Start of RAW RECORDS

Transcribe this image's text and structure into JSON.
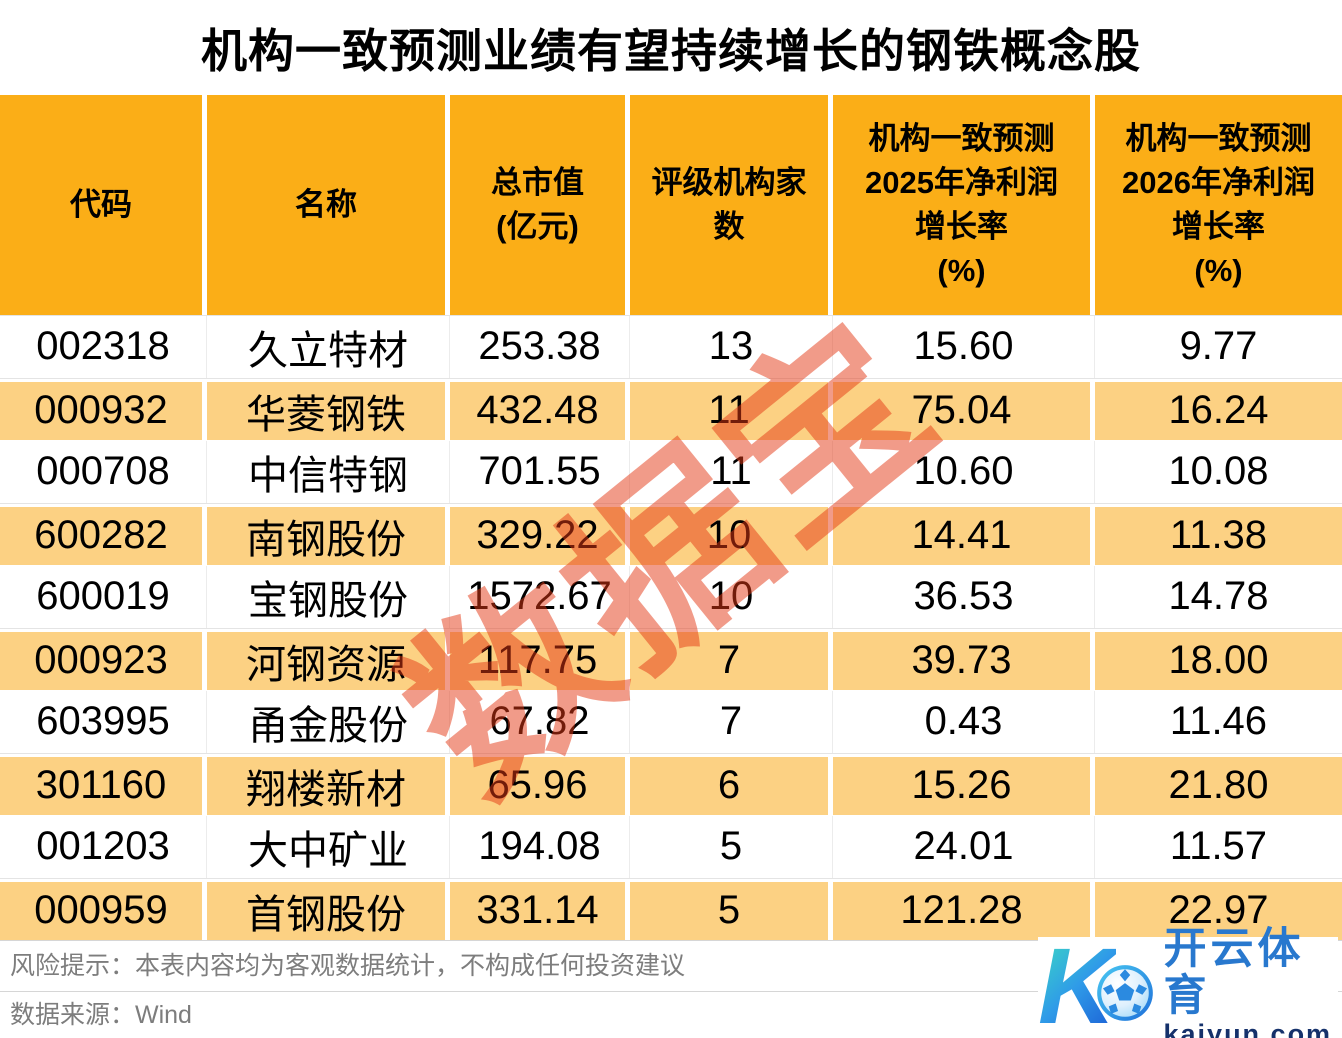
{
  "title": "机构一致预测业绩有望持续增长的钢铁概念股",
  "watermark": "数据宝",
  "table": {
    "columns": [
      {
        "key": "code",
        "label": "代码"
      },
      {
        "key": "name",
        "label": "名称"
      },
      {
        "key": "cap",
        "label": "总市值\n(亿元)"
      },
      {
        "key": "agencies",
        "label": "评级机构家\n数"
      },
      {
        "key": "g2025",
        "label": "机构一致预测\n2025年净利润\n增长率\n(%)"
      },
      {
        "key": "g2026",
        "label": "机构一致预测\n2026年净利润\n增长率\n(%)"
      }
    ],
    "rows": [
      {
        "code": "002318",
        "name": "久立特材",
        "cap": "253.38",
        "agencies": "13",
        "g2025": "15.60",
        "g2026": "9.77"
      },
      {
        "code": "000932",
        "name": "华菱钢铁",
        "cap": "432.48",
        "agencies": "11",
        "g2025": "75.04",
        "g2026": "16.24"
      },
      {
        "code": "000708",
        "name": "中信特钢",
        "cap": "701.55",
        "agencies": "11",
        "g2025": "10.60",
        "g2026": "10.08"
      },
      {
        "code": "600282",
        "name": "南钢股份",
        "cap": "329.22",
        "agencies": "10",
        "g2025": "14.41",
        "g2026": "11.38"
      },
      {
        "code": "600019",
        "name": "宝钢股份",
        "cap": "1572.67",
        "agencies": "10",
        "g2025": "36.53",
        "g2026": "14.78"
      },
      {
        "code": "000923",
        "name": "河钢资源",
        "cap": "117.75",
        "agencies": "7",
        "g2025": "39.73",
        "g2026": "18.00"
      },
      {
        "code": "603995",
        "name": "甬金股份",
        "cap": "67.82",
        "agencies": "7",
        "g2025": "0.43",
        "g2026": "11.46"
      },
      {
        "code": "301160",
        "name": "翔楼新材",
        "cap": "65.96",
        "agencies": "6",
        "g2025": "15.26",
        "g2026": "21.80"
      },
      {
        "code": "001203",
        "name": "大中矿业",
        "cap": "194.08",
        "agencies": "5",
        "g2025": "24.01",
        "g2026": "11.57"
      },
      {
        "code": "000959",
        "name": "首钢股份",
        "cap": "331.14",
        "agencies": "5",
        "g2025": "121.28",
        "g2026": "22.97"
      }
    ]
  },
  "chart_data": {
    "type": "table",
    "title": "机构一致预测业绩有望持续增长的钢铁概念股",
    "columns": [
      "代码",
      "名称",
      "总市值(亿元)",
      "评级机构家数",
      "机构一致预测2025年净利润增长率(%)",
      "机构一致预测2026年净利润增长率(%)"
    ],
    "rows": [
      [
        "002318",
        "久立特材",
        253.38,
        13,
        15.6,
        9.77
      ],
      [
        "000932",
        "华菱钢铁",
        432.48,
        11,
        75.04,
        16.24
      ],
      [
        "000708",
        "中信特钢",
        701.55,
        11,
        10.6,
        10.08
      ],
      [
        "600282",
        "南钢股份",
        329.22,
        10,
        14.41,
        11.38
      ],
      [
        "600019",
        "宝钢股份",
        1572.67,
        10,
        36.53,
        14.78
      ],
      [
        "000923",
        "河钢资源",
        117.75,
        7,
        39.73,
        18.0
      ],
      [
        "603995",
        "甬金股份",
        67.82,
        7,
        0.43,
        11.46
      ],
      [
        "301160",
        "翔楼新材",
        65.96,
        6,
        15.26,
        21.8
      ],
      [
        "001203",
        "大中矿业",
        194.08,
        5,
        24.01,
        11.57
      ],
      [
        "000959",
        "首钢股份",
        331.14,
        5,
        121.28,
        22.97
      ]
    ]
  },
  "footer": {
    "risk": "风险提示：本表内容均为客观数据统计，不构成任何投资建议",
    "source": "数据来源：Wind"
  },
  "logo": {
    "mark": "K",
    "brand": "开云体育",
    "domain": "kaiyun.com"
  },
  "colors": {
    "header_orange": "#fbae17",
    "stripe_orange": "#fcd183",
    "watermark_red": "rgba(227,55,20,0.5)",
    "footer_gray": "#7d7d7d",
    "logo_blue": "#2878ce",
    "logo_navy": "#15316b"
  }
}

End of RAW RECORDS
Start of RAW RECORDS

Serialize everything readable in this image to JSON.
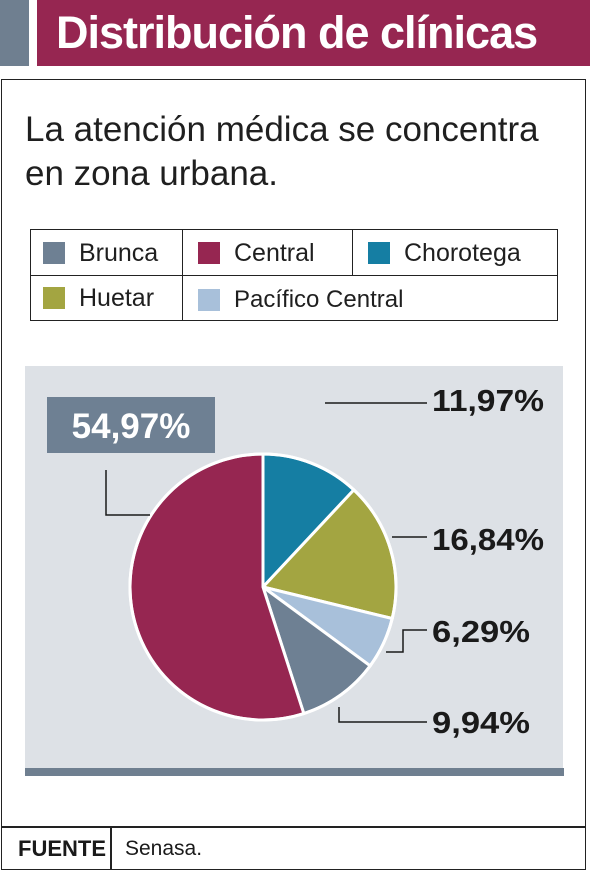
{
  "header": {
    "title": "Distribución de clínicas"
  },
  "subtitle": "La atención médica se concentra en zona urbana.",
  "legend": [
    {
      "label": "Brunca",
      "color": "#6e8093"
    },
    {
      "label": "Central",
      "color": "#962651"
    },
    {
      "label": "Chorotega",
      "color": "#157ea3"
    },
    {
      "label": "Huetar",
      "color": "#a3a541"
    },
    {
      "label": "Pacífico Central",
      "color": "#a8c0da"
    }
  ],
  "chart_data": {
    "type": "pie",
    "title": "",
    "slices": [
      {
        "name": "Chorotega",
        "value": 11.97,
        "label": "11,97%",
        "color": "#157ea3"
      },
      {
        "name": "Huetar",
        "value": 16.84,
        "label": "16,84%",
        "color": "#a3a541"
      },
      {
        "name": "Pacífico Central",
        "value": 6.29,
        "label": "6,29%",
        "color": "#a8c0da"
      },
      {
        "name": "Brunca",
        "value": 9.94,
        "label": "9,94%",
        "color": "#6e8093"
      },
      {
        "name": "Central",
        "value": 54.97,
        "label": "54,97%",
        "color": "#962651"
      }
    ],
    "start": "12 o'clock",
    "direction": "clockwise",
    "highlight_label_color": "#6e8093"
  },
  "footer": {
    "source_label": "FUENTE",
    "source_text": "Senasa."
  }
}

End of RAW RECORDS
Start of RAW RECORDS

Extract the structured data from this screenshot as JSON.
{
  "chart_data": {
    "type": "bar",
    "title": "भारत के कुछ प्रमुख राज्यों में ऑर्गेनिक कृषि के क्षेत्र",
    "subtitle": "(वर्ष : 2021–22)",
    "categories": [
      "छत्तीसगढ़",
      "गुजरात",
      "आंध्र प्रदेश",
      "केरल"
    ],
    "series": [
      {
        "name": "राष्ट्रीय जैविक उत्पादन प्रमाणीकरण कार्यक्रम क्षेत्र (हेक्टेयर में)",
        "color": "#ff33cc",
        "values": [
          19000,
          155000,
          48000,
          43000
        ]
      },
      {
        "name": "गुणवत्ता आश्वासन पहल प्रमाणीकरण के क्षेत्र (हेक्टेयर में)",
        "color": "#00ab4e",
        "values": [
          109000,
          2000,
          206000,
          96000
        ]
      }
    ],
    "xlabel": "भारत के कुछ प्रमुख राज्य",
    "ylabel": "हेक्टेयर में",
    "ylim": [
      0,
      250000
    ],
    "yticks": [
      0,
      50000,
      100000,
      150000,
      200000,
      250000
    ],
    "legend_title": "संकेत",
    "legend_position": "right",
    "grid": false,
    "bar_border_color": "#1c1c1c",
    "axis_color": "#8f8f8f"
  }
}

End of RAW RECORDS

_AIM_
Find the lines holding "image" and list every one.

_SOLUTION FOR THIS TASK_
Transcribe this image's text and structure into JSON.
Serialize everything readable in this image to JSON.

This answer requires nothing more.